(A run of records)
# # # # # # #

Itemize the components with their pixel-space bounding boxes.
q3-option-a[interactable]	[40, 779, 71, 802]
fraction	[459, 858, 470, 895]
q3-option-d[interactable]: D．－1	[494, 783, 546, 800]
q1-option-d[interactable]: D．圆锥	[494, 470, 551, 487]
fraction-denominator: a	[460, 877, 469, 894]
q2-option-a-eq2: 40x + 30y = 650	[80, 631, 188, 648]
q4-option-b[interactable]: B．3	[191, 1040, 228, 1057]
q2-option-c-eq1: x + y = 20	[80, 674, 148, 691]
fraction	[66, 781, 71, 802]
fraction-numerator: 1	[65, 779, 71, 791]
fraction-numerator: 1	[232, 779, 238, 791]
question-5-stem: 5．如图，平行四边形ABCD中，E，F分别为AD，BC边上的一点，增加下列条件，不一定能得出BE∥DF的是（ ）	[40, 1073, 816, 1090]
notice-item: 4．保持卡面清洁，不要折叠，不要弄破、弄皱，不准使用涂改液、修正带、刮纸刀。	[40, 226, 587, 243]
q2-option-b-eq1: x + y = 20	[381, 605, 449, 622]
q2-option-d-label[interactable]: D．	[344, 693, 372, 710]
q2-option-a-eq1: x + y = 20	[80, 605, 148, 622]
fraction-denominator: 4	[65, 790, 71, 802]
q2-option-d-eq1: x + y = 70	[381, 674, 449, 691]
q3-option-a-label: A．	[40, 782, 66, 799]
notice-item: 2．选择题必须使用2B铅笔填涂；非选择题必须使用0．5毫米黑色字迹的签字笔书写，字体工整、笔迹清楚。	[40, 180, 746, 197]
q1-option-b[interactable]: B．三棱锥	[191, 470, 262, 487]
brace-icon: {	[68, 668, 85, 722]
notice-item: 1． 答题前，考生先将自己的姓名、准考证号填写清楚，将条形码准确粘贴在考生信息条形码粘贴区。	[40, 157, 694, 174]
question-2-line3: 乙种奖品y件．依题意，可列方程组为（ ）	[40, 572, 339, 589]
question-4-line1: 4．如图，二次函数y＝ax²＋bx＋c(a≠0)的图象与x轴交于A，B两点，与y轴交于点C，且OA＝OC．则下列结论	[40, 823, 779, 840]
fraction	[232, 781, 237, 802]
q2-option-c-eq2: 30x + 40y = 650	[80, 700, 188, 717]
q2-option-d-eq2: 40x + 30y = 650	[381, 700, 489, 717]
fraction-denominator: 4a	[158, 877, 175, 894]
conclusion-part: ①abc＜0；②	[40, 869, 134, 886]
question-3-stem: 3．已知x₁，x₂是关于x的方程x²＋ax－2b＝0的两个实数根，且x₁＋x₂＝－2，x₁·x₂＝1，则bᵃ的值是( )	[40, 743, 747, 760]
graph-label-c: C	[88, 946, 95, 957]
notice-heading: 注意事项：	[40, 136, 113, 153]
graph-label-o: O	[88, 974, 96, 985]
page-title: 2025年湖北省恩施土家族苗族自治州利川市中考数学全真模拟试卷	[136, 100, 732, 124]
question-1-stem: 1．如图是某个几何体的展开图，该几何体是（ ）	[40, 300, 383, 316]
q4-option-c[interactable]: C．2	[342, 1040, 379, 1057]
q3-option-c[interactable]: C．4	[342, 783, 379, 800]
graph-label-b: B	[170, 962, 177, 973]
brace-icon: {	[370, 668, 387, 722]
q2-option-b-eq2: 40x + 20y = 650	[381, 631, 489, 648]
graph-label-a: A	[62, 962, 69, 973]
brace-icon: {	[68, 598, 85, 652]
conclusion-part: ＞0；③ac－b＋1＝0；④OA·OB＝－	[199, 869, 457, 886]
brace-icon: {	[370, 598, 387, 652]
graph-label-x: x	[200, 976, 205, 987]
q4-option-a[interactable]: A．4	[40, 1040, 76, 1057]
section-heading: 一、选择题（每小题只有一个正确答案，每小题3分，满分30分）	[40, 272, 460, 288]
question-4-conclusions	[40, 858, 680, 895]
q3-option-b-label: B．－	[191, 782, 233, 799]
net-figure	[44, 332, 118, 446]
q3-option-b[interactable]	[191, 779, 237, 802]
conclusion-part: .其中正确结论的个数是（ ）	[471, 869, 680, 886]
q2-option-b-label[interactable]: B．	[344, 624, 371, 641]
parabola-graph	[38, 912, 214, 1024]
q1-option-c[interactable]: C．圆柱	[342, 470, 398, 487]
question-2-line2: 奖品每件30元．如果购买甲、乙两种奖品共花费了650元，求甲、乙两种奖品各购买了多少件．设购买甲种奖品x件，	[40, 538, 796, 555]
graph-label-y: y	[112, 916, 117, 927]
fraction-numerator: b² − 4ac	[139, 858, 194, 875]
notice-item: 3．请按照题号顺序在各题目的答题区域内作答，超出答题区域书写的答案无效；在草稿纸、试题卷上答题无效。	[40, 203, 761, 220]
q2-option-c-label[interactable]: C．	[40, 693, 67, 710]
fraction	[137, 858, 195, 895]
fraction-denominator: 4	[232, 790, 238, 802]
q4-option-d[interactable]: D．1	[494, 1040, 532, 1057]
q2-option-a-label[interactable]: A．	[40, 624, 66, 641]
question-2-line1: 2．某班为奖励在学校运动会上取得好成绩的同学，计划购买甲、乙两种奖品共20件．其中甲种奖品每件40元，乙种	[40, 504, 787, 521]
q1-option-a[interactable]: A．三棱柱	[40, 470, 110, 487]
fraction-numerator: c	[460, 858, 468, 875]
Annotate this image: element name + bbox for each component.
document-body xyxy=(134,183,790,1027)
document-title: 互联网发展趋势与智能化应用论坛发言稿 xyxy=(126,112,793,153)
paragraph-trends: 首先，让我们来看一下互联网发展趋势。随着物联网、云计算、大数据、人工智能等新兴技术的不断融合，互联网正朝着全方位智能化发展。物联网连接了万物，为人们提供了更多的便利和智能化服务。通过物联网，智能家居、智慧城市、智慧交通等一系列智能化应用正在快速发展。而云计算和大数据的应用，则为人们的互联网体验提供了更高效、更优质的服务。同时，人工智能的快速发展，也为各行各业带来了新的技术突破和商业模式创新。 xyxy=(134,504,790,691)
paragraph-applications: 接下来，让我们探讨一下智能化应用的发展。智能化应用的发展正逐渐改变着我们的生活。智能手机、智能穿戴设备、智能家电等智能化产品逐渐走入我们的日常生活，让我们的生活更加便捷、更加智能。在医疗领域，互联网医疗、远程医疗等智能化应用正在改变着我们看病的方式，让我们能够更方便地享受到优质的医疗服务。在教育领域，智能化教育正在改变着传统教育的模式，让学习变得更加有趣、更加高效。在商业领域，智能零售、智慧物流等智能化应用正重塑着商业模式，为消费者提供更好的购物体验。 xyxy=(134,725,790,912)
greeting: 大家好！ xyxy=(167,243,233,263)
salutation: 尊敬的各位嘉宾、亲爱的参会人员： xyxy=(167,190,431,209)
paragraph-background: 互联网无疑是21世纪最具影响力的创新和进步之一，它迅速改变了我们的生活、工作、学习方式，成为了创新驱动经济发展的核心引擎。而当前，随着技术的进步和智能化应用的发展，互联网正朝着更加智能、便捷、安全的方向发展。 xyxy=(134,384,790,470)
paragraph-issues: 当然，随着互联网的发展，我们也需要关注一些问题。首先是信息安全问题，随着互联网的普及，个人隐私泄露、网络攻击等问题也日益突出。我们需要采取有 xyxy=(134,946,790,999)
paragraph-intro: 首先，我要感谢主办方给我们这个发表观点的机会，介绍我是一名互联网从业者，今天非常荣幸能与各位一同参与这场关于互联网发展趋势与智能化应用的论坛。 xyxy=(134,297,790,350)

# # # # # # #

• **Directions**: Reproduce every line of the material above, word for word and with nothing changed.

• **Full answer**:
Itemize the components with their pixel-space bounding boxes.
q3-option-a[interactable]	[40, 779, 71, 802]
fraction	[459, 858, 470, 895]
q3-option-d[interactable]: D．－1	[494, 783, 546, 800]
q1-option-d[interactable]: D．圆锥	[494, 470, 551, 487]
fraction-denominator: a	[460, 877, 469, 894]
q2-option-a-eq2: 40x + 30y = 650	[80, 631, 188, 648]
q4-option-b[interactable]: B．3	[191, 1040, 228, 1057]
q2-option-c-eq1: x + y = 20	[80, 674, 148, 691]
fraction	[66, 781, 71, 802]
fraction-numerator: 1	[65, 779, 71, 791]
fraction-numerator: 1	[232, 779, 238, 791]
question-5-stem: 5．如图，平行四边形ABCD中，E，F分别为AD，BC边上的一点，增加下列条件，不一定能得出BE∥DF的是（ ）	[40, 1073, 816, 1090]
notice-item: 4．保持卡面清洁，不要折叠，不要弄破、弄皱，不准使用涂改液、修正带、刮纸刀。	[40, 226, 587, 243]
q2-option-b-eq1: x + y = 20	[381, 605, 449, 622]
q2-option-d-label[interactable]: D．	[344, 693, 372, 710]
q2-option-a-eq1: x + y = 20	[80, 605, 148, 622]
fraction-denominator: 4	[65, 790, 71, 802]
q2-option-d-eq1: x + y = 70	[381, 674, 449, 691]
q3-option-a-label: A．	[40, 782, 66, 799]
notice-item: 2．选择题必须使用2B铅笔填涂；非选择题必须使用0．5毫米黑色字迹的签字笔书写，字体工整、笔迹清楚。	[40, 180, 746, 197]
q1-option-b[interactable]: B．三棱锥	[191, 470, 262, 487]
brace-icon: {	[68, 668, 85, 722]
notice-item: 1． 答题前，考生先将自己的姓名、准考证号填写清楚，将条形码准确粘贴在考生信息条形码粘贴区。	[40, 157, 694, 174]
question-2-line3: 乙种奖品y件．依题意，可列方程组为（ ）	[40, 572, 339, 589]
question-4-line1: 4．如图，二次函数y＝ax²＋bx＋c(a≠0)的图象与x轴交于A，B两点，与y轴交于点C，且OA＝OC．则下列结论	[40, 823, 779, 840]
fraction	[232, 781, 237, 802]
q2-option-c-eq2: 30x + 40y = 650	[80, 700, 188, 717]
q2-option-d-eq2: 40x + 30y = 650	[381, 700, 489, 717]
fraction-denominator: 4a	[158, 877, 175, 894]
conclusion-part: ①abc＜0；②	[40, 869, 134, 886]
question-3-stem: 3．已知x₁，x₂是关于x的方程x²＋ax－2b＝0的两个实数根，且x₁＋x₂＝－2，x₁·x₂＝1，则bᵃ的值是( )	[40, 743, 747, 760]
graph-label-c: C	[88, 946, 95, 957]
notice-heading: 注意事项：	[40, 136, 113, 153]
graph-label-o: O	[88, 974, 96, 985]
page-title: 2025年湖北省恩施土家族苗族自治州利川市中考数学全真模拟试卷	[136, 100, 732, 124]
question-1-stem: 1．如图是某个几何体的展开图，该几何体是（ ）	[40, 300, 383, 316]
q4-option-c[interactable]: C．2	[342, 1040, 379, 1057]
q3-option-c[interactable]: C．4	[342, 783, 379, 800]
graph-label-b: B	[170, 962, 177, 973]
brace-icon: {	[370, 668, 387, 722]
q2-option-b-eq2: 40x + 20y = 650	[381, 631, 489, 648]
graph-label-a: A	[62, 962, 69, 973]
brace-icon: {	[68, 598, 85, 652]
conclusion-part: ＞0；③ac－b＋1＝0；④OA·OB＝－	[199, 869, 457, 886]
brace-icon: {	[370, 598, 387, 652]
graph-label-x: x	[200, 976, 205, 987]
q4-option-a[interactable]: A．4	[40, 1040, 76, 1057]
section-heading: 一、选择题（每小题只有一个正确答案，每小题3分，满分30分）	[40, 272, 460, 288]
question-4-conclusions	[40, 858, 680, 895]
q3-option-b-label: B．－	[191, 782, 233, 799]
net-figure	[44, 332, 118, 446]
q3-option-b[interactable]	[191, 779, 237, 802]
conclusion-part: .其中正确结论的个数是（ ）	[471, 869, 680, 886]
q2-option-b-label[interactable]: B．	[344, 624, 371, 641]
parabola-graph	[38, 912, 214, 1024]
q1-option-c[interactable]: C．圆柱	[342, 470, 398, 487]
question-2-line2: 奖品每件30元．如果购买甲、乙两种奖品共花费了650元，求甲、乙两种奖品各购买了多少件．设购买甲种奖品x件，	[40, 538, 796, 555]
graph-label-y: y	[112, 916, 117, 927]
fraction-numerator: b² − 4ac	[139, 858, 194, 875]
notice-item: 3．请按照题号顺序在各题目的答题区域内作答，超出答题区域书写的答案无效；在草稿纸、试题卷上答题无效。	[40, 203, 761, 220]
q2-option-c-label[interactable]: C．	[40, 693, 67, 710]
fraction	[137, 858, 195, 895]
fraction-denominator: 4	[232, 790, 238, 802]
q4-option-d[interactable]: D．1	[494, 1040, 532, 1057]
q2-option-a-label[interactable]: A．	[40, 624, 66, 641]
question-2-line1: 2．某班为奖励在学校运动会上取得好成绩的同学，计划购买甲、乙两种奖品共20件．其中甲种奖品每件40元，乙种	[40, 504, 787, 521]
q1-option-a[interactable]: A．三棱柱	[40, 470, 110, 487]
fraction-numerator: c	[460, 858, 468, 875]
Annotate this image: element name + bbox for each component.
document-body xyxy=(134,183,790,1027)
document-title: 互联网发展趋势与智能化应用论坛发言稿 xyxy=(126,112,793,153)
paragraph-trends: 首先，让我们来看一下互联网发展趋势。随着物联网、云计算、大数据、人工智能等新兴技术的不断融合，互联网正朝着全方位智能化发展。物联网连接了万物，为人们提供了更多的便利和智能化服务。通过物联网，智能家居、智慧城市、智慧交通等一系列智能化应用正在快速发展。而云计算和大数据的应用，则为人们的互联网体验提供了更高效、更优质的服务。同时，人工智能的快速发展，也为各行各业带来了新的技术突破和商业模式创新。 xyxy=(134,504,790,691)
paragraph-applications: 接下来，让我们探讨一下智能化应用的发展。智能化应用的发展正逐渐改变着我们的生活。智能手机、智能穿戴设备、智能家电等智能化产品逐渐走入我们的日常生活，让我们的生活更加便捷、更加智能。在医疗领域，互联网医疗、远程医疗等智能化应用正在改变着我们看病的方式，让我们能够更方便地享受到优质的医疗服务。在教育领域，智能化教育正在改变着传统教育的模式，让学习变得更加有趣、更加高效。在商业领域，智能零售、智慧物流等智能化应用正重塑着商业模式，为消费者提供更好的购物体验。 xyxy=(134,725,790,912)
greeting: 大家好！ xyxy=(167,243,233,263)
salutation: 尊敬的各位嘉宾、亲爱的参会人员： xyxy=(167,190,431,209)
paragraph-background: 互联网无疑是21世纪最具影响力的创新和进步之一，它迅速改变了我们的生活、工作、学习方式，成为了创新驱动经济发展的核心引擎。而当前，随着技术的进步和智能化应用的发展，互联网正朝着更加智能、便捷、安全的方向发展。 xyxy=(134,384,790,470)
paragraph-issues: 当然，随着互联网的发展，我们也需要关注一些问题。首先是信息安全问题，随着互联网的普及，个人隐私泄露、网络攻击等问题也日益突出。我们需要采取有 xyxy=(134,946,790,999)
paragraph-intro: 首先，我要感谢主办方给我们这个发表观点的机会，介绍我是一名互联网从业者，今天非常荣幸能与各位一同参与这场关于互联网发展趋势与智能化应用的论坛。 xyxy=(134,297,790,350)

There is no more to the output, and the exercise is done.